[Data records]
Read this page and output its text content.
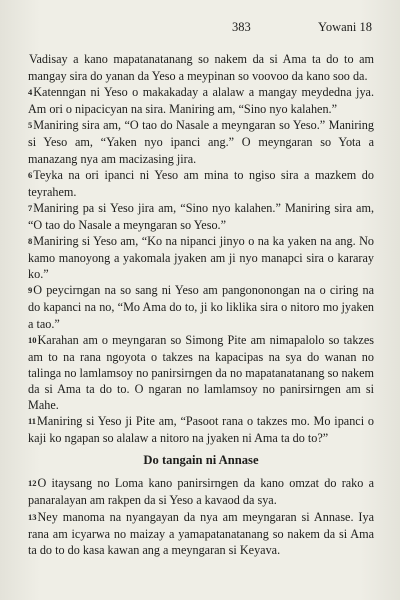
383	Yowani 18

Vadisay a kano mapatanatanang so nakem da si Ama ta do to am mangay sira do yanan da Yeso a meypinan so voovoo da kano soo da.

4Katenngan ni Yeso o makakaday a alalaw a mangay meydedna jya. Am ori o nipacicyan na sira. Maniring am, “Sino nyo kalahen.”

5Maniring sira am, “O tao do Nasale a meyngaran so Yeso.” Maniring si Yeso am, “Yaken nyo ipanci ang.” O meyngaran so Yota a manazang nya am macizasing jira.

6Teyka na ori ipanci ni Yeso am mina to ngiso sira a mazkem do teyrahem.

7Maniring pa si Yeso jira am, “Sino nyo kalahen.” Maniring sira am, “O tao do Nasale a meyngaran so Yeso.”

8Maniring si Yeso am, “Ko na nipanci jinyo o na ka yaken na ang. No kamo manoyong a yakomala jyaken am ji nyo manapci sira o kararay ko.”

9O peycirngan na so sang ni Yeso am pangononongan na o ciring na do kapanci na no, “Mo Ama do to, ji ko liklika sira o nitoro mo jyaken a tao.”

10Karahan am o meyngaran so Simong Pite am nimapalolo so takzes am to na rana ngoyota o takzes na kapacipas na sya do wanan no talinga no lamlamsoy no panirsirngen da no mapatanatanang so nakem da si Ama ta do to. O ngaran no lamlamsoy no panirsirngen am si Mahe.

11Maniring si Yeso ji Pite am, “Pasoot rana o takzes mo. Mo ipanci o kaji ko ngapan so alalaw a nitoro na jyaken ni Ama ta do to?”

Do tangain ni Annase

12O itaysang no Loma kano panirsirngen da kano omzat do rako a panaralayan am rakpen da si Yeso a kavaod da sya.

13Ney manoma na nyangayan da nya am meyngaran si Annase. Iya rana am icyarwa no maizay a yamapatanatanang so nakem da si Ama ta do to do kasa kawan ang a meyngaran si Keyava.
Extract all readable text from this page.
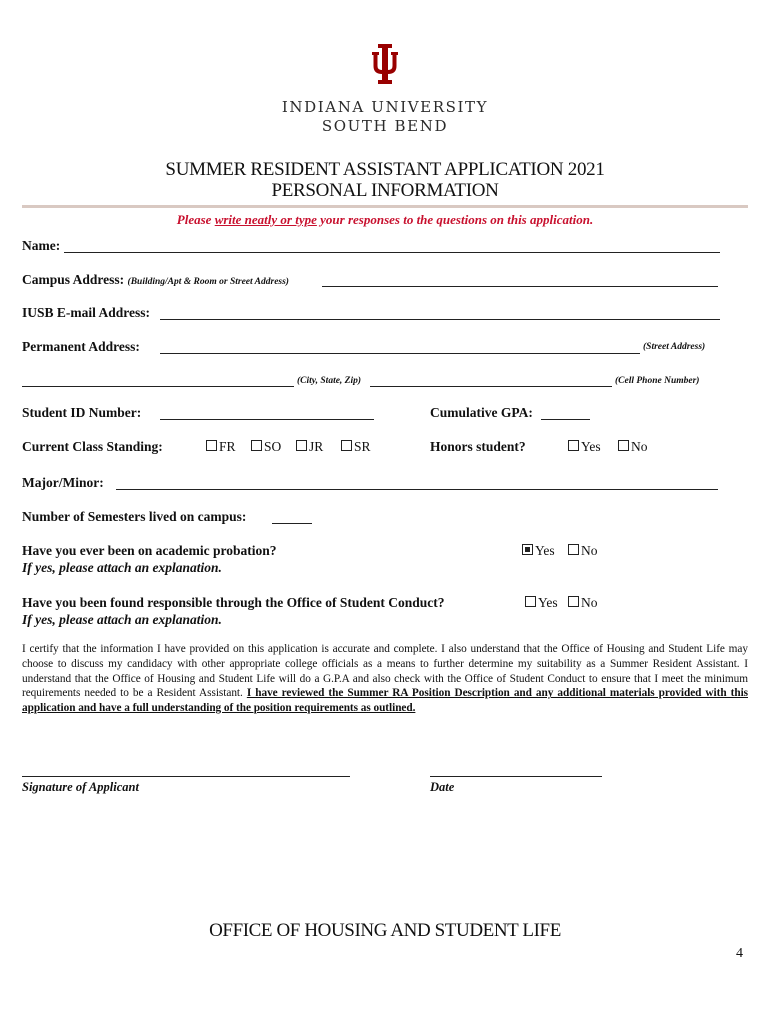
INDIANA UNIVERSITY
SOUTH BEND
SUMMER RESIDENT ASSISTANT APPLICATION 2021
PERSONAL INFORMATION
Please write neatly or type your responses to the questions on this application.
Name:
Campus Address: (Building/Apt & Room or Street Address)
IUSB E-mail Address:
Permanent Address:	(Street Address)
(City, State, Zip)	(Cell Phone Number)
Student ID Number:	Cumulative GPA:
Current Class Standing:	FR	SO	JR	SR	Honors student?	Yes	No
Major/Minor:
Number of Semesters lived on campus:
Have you ever been on academic probation?
If yes, please attach an explanation.
Yes	No
Have you been found responsible through the Office of Student Conduct?
If yes, please attach an explanation.
Yes	No
I certify that the information I have provided on this application is accurate and complete. I also understand that the Office of Housing and Student Life may choose to discuss my candidacy with other appropriate college officials as a means to further determine my suitability as a Summer Resident Assistant. I understand that the Office of Housing and Student Life will do a G.P.A and also check with the Office of Student Conduct to ensure that I meet the minimum requirements needed to be a Resident Assistant. I have reviewed the Summer RA Position Description and any additional materials provided with this application and have a full understanding of the position requirements as outlined.
Signature of Applicant	Date
OFFICE OF HOUSING AND STUDENT LIFE
4
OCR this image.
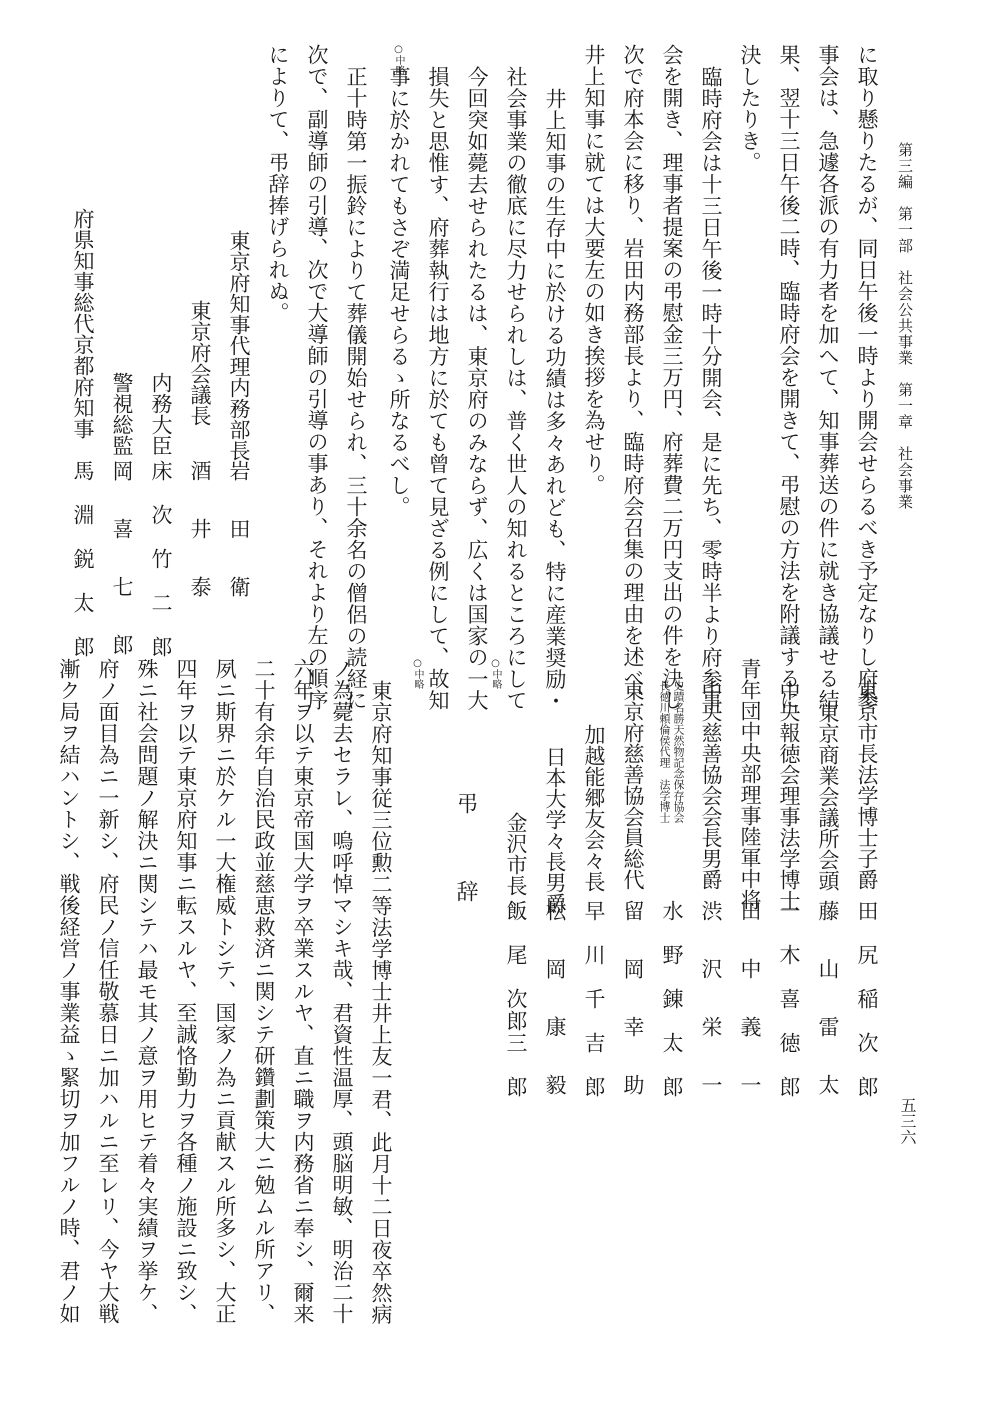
第三編　第一部　社会公共事業　第一章　社会事業
五三六
に取り懸りたるが、同日午後一時より開会せらるべき予定なりし府参
事会は、急遽各派の有力者を加へて、知事葬送の件に就き協議せる結
果、翌十三日午後二時、臨時府会を開きて、弔慰の方法を附議するに
決したりき。
臨時府会は十三日午後一時十分開会、是に先ち、零時半より府参事
会を開き、理事者提案の弔慰金三万円、府葬費二万円支出の件を決し
次で府本会に移り、岩田内務部長より、臨時府会召集の理由を述べ、
井上知事に就ては大要左の如き挨拶を為せり。
井上知事の生存中に於ける功績は多々あれども、特に産業奨励・
社会事業の徹底に尽力せられしは、普く世人の知れるところにして
今回突如薨去せられたるは、東京府のみならず、広くは国家の一大
損失と思惟す、府葬執行は地方に於ても曾て見ざる例にして、故知
事に於かれてもさぞ満足せらるゝ所なるべし。
○中略
正十時第一振鈴によりて葬儀開始せられ、三十余名の僧侶の読経に
次で、副導師の引導、次で大導師の引導の事あり、それより左の順序
によりて、弔辞捧げられぬ。
東京府知事代理内務部長
岩　田　衛
東京府会議長
酒　井　泰
内務大臣
床　次　竹　二　郎
警視総監
岡　喜　七　郎
府県知事総代京都府知事
馬　淵　鋭　太　郎
東京市長法学博士子爵
田　尻　稲　次　郎
東京商業会議所会頭
藤　山　雷　太
中央報徳会理事法学博士
一　木　喜　徳　郎
青年団中央部理事陸軍中将
田　中　義　一
中央慈善協会会長男爵
渋　沢　栄　一
史蹟名勝天然物記念保存協会
長徳川頼倫侯代理　法学博士
水　野　錬　太　郎
東京府慈善協会員総代
留　岡　幸　助
加越能郷友会々長
早　川　千　吉　郎
日本大学々長男爵
松　岡　康　毅
金沢市長
飯　尾　次郎三　郎
○中略
弔　辞
○中略
東京府知事従三位勲二等法学博士井上友一君、此月十二日夜卒然病
ノ為薨去セラレ、嗚呼悼マシキ哉、君資性温厚、頭脳明敏、明治二十
六年ヲ以テ東京帝国大学ヲ卒業スルヤ、直ニ職ヲ内務省ニ奉シ、爾来
二十有余年自治民政並慈恵救済ニ関シテ研鑽劃策大ニ勉ムル所アリ、
夙ニ斯界ニ於ケル一大権威トシテ、国家ノ為ニ貢献スル所多シ、大正
四年ヲ以テ東京府知事ニ転スルヤ、至誠恪勤力ヲ各種ノ施設ニ致シ、
殊ニ社会問題ノ解決ニ関シテハ最モ其ノ意ヲ用ヒテ着々実績ヲ挙ケ、
府ノ面目為ニ一新シ、府民ノ信任敬慕日ニ加ハルニ至レリ、今ヤ大戦
漸ク局ヲ結ハントシ、戦後経営ノ事業益ゝ緊切ヲ加フルノ時、君ノ如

* THE PROBLEM:
Make an exact copy of the data above, pictures excluded.

* FINAL ANSWER:
Read this page and output its text content.
383	Yowani 18

Vadisay a kano mapatanatanang so nakem da si Ama ta do to am mangay sira do yanan da Yeso a meypinan so voovoo da kano soo da.

4Katenngan ni Yeso o makakaday a alalaw a mangay meydedna jya. Am ori o nipacicyan na sira. Maniring am, “Sino nyo kalahen.”

5Maniring sira am, “O tao do Nasale a meyngaran so Yeso.” Maniring si Yeso am, “Yaken nyo ipanci ang.” O meyngaran so Yota a manazang nya am macizasing jira.

6Teyka na ori ipanci ni Yeso am mina to ngiso sira a mazkem do teyrahem.

7Maniring pa si Yeso jira am, “Sino nyo kalahen.” Maniring sira am, “O tao do Nasale a meyngaran so Yeso.”

8Maniring si Yeso am, “Ko na nipanci jinyo o na ka yaken na ang. No kamo manoyong a yakomala jyaken am ji nyo manapci sira o kararay ko.”

9O peycirngan na so sang ni Yeso am pangononongan na o ciring na do kapanci na no, “Mo Ama do to, ji ko liklika sira o nitoro mo jyaken a tao.”

10Karahan am o meyngaran so Simong Pite am nimapalolo so takzes am to na rana ngoyota o takzes na kapacipas na sya do wanan no talinga no lamlamsoy no panirsirngen da no mapatanatanang so nakem da si Ama ta do to. O ngaran no lamlamsoy no panirsirngen am si Mahe.

11Maniring si Yeso ji Pite am, “Pasoot rana o takzes mo. Mo ipanci o kaji ko ngapan so alalaw a nitoro na jyaken ni Ama ta do to?”

Do tangain ni Annase

12O itaysang no Loma kano panirsirngen da kano omzat do rako a panaralayan am rakpen da si Yeso a kavaod da sya.

13Ney manoma na nyangayan da nya am meyngaran si Annase. Iya rana am icyarwa no maizay a yamapatanatanang so nakem da si Ama ta do to do kasa kawan ang a meyngaran si Keyava.
Extract all readable text from this page.
INDIANA UNIVERSITY
SOUTH BEND
SUMMER RESIDENT ASSISTANT APPLICATION 2021
PERSONAL INFORMATION
Please write neatly or type your responses to the questions on this application.
Name:
Campus Address: (Building/Apt & Room or Street Address)
IUSB E-mail Address:
Permanent Address:	(Street Address)
(City, State, Zip)	(Cell Phone Number)
Student ID Number:	Cumulative GPA:
Current Class Standing:	FR	SO	JR	SR	Honors student?	Yes	No
Major/Minor:
Number of Semesters lived on campus:
Have you ever been on academic probation?
If yes, please attach an explanation.
Yes	No
Have you been found responsible through the Office of Student Conduct?
If yes, please attach an explanation.
Yes	No
I certify that the information I have provided on this application is accurate and complete. I also understand that the Office of Housing and Student Life may choose to discuss my candidacy with other appropriate college officials as a means to further determine my suitability as a Summer Resident Assistant. I understand that the Office of Housing and Student Life will do a G.P.A and also check with the Office of Student Conduct to ensure that I meet the minimum requirements needed to be a Resident Assistant. I have reviewed the Summer RA Position Description and any additional materials provided with this application and have a full understanding of the position requirements as outlined.
Signature of Applicant	Date
OFFICE OF HOUSING AND STUDENT LIFE
4
OCR this image.
第三編　第一部　社会公共事業　第一章　社会事業
五三六
に取り懸りたるが、同日午後一時より開会せらるべき予定なりし府参
事会は、急遽各派の有力者を加へて、知事葬送の件に就き協議せる結
果、翌十三日午後二時、臨時府会を開きて、弔慰の方法を附議するに
決したりき。
臨時府会は十三日午後一時十分開会、是に先ち、零時半より府参事
会を開き、理事者提案の弔慰金三万円、府葬費二万円支出の件を決し
次で府本会に移り、岩田内務部長より、臨時府会召集の理由を述べ、
井上知事に就ては大要左の如き挨拶を為せり。
井上知事の生存中に於ける功績は多々あれども、特に産業奨励・
社会事業の徹底に尽力せられしは、普く世人の知れるところにして
今回突如薨去せられたるは、東京府のみならず、広くは国家の一大
損失と思惟す、府葬執行は地方に於ても曾て見ざる例にして、故知
事に於かれてもさぞ満足せらるゝ所なるべし。
○中略
正十時第一振鈴によりて葬儀開始せられ、三十余名の僧侶の読経に
次で、副導師の引導、次で大導師の引導の事あり、それより左の順序
によりて、弔辞捧げられぬ。
東京府知事代理内務部長
岩　田　衛
東京府会議長
酒　井　泰
内務大臣
床　次　竹　二　郎
警視総監
岡　喜　七　郎
府県知事総代京都府知事
馬　淵　鋭　太　郎
東京市長法学博士子爵
田　尻　稲　次　郎
東京商業会議所会頭
藤　山　雷　太
中央報徳会理事法学博士
一　木　喜　徳　郎
青年団中央部理事陸軍中将
田　中　義　一
中央慈善協会会長男爵
渋　沢　栄　一
史蹟名勝天然物記念保存協会
長徳川頼倫侯代理　法学博士
水　野　錬　太　郎
東京府慈善協会員総代
留　岡　幸　助
加越能郷友会々長
早　川　千　吉　郎
日本大学々長男爵
松　岡　康　毅
金沢市長
飯　尾　次郎三　郎
○中略
弔　辞
○中略
東京府知事従三位勲二等法学博士井上友一君、此月十二日夜卒然病
ノ為薨去セラレ、嗚呼悼マシキ哉、君資性温厚、頭脳明敏、明治二十
六年ヲ以テ東京帝国大学ヲ卒業スルヤ、直ニ職ヲ内務省ニ奉シ、爾来
二十有余年自治民政並慈恵救済ニ関シテ研鑽劃策大ニ勉ムル所アリ、
夙ニ斯界ニ於ケル一大権威トシテ、国家ノ為ニ貢献スル所多シ、大正
四年ヲ以テ東京府知事ニ転スルヤ、至誠恪勤力ヲ各種ノ施設ニ致シ、
殊ニ社会問題ノ解決ニ関シテハ最モ其ノ意ヲ用ヒテ着々実績ヲ挙ケ、
府ノ面目為ニ一新シ、府民ノ信任敬慕日ニ加ハルニ至レリ、今ヤ大戦
漸ク局ヲ結ハントシ、戦後経営ノ事業益ゝ緊切ヲ加フルノ時、君ノ如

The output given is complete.